§ Given exercise: Lines that hold the word "data" should be located and copied.

§ Task inputs:
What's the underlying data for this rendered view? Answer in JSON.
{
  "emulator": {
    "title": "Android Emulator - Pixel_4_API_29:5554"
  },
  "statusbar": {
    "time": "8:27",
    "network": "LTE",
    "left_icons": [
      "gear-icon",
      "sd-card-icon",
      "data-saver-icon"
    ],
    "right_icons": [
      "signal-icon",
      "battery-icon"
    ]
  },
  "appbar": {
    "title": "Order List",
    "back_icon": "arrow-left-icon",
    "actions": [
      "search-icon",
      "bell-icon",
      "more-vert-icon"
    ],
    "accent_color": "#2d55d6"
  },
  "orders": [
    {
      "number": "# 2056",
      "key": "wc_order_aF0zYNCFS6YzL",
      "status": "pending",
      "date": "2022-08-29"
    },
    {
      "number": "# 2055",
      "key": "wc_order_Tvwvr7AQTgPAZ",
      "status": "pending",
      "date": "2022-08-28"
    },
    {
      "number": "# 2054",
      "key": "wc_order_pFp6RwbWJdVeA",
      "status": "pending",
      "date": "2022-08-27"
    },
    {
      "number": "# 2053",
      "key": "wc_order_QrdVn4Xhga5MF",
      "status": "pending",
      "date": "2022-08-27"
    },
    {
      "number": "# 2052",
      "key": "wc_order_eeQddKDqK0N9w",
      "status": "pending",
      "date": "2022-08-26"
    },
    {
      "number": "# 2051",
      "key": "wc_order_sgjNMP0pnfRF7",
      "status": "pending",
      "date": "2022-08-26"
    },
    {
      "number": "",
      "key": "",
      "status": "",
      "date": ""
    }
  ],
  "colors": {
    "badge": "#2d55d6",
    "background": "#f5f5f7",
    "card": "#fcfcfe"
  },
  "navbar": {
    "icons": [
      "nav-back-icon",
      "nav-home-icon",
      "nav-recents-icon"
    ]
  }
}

§ Solved exercise:
What's the underlying data for this rendered view? Answer in JSON.
      "data-saver-icon"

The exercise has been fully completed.